- _Problem_
From the entries below, copy every line that holds the word "this".

Items from a data source:
## Start
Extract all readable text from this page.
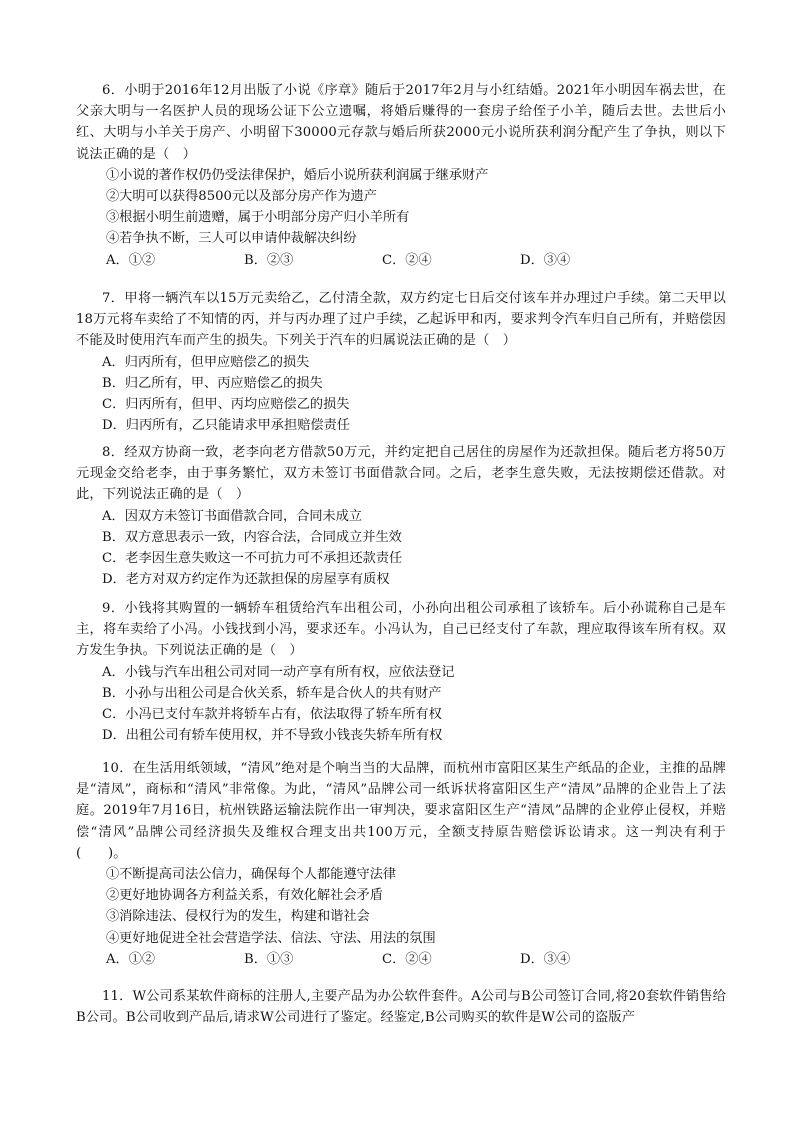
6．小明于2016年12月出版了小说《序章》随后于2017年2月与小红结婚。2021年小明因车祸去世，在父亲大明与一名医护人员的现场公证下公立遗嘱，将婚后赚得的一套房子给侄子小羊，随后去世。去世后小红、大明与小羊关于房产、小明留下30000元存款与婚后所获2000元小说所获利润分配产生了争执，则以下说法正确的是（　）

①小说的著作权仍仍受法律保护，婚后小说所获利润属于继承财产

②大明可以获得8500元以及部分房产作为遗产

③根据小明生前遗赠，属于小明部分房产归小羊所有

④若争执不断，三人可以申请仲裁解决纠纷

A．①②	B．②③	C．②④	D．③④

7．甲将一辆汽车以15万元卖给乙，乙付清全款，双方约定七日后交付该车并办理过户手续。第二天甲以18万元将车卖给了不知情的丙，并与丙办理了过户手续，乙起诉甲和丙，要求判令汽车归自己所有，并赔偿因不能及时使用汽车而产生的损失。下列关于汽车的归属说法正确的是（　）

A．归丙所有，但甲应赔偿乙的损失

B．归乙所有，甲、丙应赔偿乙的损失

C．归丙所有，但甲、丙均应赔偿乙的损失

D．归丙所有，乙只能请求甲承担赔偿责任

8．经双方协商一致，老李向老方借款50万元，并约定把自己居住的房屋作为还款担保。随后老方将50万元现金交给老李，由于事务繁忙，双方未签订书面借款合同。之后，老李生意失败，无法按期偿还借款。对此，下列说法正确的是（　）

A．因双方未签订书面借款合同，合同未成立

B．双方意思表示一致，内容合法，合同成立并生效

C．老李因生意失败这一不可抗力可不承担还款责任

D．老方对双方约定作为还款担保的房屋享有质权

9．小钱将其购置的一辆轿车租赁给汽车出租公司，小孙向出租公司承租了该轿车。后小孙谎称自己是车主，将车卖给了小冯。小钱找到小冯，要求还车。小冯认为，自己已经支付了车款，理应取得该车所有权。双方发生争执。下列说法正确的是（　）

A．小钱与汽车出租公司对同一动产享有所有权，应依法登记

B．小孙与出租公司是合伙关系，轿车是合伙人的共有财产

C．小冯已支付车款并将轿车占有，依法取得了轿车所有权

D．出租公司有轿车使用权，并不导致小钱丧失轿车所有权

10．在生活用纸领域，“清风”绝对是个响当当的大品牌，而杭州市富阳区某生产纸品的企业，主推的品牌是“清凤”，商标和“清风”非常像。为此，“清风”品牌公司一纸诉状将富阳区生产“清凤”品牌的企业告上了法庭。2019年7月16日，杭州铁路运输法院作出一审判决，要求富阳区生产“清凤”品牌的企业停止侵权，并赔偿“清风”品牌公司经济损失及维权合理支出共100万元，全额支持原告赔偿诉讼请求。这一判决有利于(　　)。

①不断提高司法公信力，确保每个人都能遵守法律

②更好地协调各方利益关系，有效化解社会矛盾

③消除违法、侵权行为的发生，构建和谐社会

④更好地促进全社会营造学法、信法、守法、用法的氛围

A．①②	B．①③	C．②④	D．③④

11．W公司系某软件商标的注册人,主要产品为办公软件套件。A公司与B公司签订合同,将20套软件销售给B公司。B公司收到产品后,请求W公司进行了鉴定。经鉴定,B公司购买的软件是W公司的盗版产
## End
## Start
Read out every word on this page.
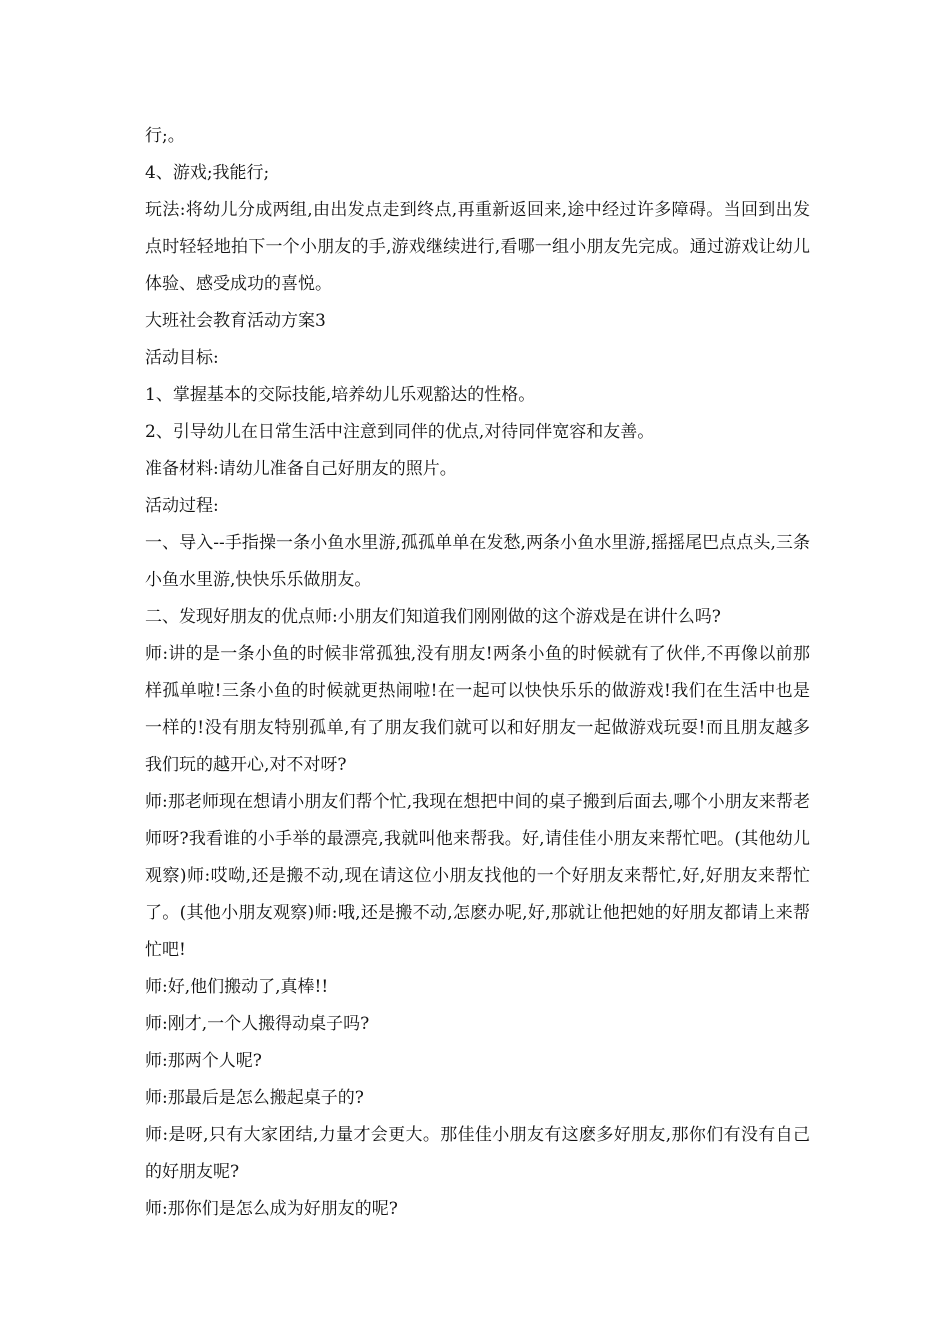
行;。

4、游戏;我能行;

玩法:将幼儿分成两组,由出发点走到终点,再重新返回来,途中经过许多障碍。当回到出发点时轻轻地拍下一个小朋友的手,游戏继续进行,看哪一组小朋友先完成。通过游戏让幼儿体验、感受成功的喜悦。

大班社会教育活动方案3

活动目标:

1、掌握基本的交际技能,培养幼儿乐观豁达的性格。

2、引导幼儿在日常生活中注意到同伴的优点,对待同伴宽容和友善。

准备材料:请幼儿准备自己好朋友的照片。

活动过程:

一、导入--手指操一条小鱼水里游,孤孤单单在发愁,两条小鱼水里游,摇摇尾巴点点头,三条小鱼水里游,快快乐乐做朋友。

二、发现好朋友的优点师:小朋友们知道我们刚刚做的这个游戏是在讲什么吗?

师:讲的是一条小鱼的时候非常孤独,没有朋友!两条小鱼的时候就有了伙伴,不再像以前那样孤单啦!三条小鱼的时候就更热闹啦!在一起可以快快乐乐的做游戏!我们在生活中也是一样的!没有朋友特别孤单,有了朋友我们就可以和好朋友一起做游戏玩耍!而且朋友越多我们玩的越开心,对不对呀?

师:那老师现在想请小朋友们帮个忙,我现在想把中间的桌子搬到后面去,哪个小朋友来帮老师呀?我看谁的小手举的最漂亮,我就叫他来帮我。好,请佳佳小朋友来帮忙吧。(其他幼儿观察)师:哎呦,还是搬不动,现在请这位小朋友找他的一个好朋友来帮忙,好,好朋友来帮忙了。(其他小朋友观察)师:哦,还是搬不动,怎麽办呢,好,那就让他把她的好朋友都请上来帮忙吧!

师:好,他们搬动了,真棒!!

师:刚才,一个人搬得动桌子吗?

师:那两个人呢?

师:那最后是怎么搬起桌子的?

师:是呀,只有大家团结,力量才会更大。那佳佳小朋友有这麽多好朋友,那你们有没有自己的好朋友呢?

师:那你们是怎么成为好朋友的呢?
## End
- _Task answer_
Extract all readable text from this page.
Read out every word on this page.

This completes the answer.